(Saved data entries)
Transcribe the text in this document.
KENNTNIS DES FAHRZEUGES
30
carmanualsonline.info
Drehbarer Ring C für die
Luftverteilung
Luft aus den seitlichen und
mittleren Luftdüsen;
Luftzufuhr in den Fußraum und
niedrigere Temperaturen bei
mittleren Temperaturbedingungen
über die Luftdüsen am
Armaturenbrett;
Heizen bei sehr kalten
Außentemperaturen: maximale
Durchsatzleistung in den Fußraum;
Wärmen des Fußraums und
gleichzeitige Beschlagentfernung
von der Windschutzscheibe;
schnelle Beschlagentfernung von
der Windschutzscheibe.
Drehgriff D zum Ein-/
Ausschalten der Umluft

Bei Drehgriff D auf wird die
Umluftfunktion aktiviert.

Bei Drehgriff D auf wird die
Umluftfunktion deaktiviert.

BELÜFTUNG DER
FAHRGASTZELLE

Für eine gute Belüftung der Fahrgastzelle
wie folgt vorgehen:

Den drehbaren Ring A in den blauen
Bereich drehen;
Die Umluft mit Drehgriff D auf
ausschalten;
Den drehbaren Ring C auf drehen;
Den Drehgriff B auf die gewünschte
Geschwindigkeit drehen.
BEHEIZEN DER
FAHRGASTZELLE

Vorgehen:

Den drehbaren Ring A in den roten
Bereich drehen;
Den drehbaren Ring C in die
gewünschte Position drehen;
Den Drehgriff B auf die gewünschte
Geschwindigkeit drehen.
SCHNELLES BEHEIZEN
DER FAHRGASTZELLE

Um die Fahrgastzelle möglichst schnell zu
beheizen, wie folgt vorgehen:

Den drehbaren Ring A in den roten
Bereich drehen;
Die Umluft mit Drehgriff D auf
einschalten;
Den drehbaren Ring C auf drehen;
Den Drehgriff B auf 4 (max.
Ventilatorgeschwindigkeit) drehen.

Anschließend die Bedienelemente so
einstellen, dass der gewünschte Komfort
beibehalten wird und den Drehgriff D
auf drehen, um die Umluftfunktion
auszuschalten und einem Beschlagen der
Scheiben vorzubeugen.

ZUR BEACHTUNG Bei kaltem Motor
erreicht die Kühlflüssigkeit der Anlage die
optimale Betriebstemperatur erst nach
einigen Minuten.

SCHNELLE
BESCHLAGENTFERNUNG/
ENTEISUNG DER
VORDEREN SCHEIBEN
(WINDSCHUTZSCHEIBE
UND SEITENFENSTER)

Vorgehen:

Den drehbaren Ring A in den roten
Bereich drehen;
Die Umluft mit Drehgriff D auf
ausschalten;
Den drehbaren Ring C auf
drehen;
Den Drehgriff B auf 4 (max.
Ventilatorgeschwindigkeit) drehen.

> **Task brief**
Each line above must be reproduced exactly as it stands.

> **Task response**
Transcribe the text in this document.
KENNTNIS DES FAHRZEUGES
30
carmanualsonline.info
Drehbarer Ring C für die
Luftverteilung
Luft aus den seitlichen und
mittleren Luftdüsen;
Luftzufuhr in den Fußraum und
niedrigere Temperaturen bei
mittleren Temperaturbedingungen
über die Luftdüsen am
Armaturenbrett;
Heizen bei sehr kalten
Außentemperaturen: maximale
Durchsatzleistung in den Fußraum;
Wärmen des Fußraums und
gleichzeitige Beschlagentfernung
von der Windschutzscheibe;
schnelle Beschlagentfernung von
der Windschutzscheibe.
Drehgriff D zum Ein-/
Ausschalten der Umluft

Bei Drehgriff D auf wird die
Umluftfunktion aktiviert.

Bei Drehgriff D auf wird die
Umluftfunktion deaktiviert.

BELÜFTUNG DER
FAHRGASTZELLE

Für eine gute Belüftung der Fahrgastzelle
wie folgt vorgehen:

Den drehbaren Ring A in den blauen
Bereich drehen;
Die Umluft mit Drehgriff D auf
ausschalten;
Den drehbaren Ring C auf drehen;
Den Drehgriff B auf die gewünschte
Geschwindigkeit drehen.
BEHEIZEN DER
FAHRGASTZELLE

Vorgehen:

Den drehbaren Ring A in den roten
Bereich drehen;
Den drehbaren Ring C in die
gewünschte Position drehen;
Den Drehgriff B auf die gewünschte
Geschwindigkeit drehen.
SCHNELLES BEHEIZEN
DER FAHRGASTZELLE

Um die Fahrgastzelle möglichst schnell zu
beheizen, wie folgt vorgehen:

Den drehbaren Ring A in den roten
Bereich drehen;
Die Umluft mit Drehgriff D auf
einschalten;
Den drehbaren Ring C auf drehen;
Den Drehgriff B auf 4 (max.
Ventilatorgeschwindigkeit) drehen.

Anschließend die Bedienelemente so
einstellen, dass der gewünschte Komfort
beibehalten wird und den Drehgriff D
auf drehen, um die Umluftfunktion
auszuschalten und einem Beschlagen der
Scheiben vorzubeugen.

ZUR BEACHTUNG Bei kaltem Motor
erreicht die Kühlflüssigkeit der Anlage die
optimale Betriebstemperatur erst nach
einigen Minuten.

SCHNELLE
BESCHLAGENTFERNUNG/
ENTEISUNG DER
VORDEREN SCHEIBEN
(WINDSCHUTZSCHEIBE
UND SEITENFENSTER)

Vorgehen:

Den drehbaren Ring A in den roten
Bereich drehen;
Die Umluft mit Drehgriff D auf
ausschalten;
Den drehbaren Ring C auf
drehen;
Den Drehgriff B auf 4 (max.
Ventilatorgeschwindigkeit) drehen.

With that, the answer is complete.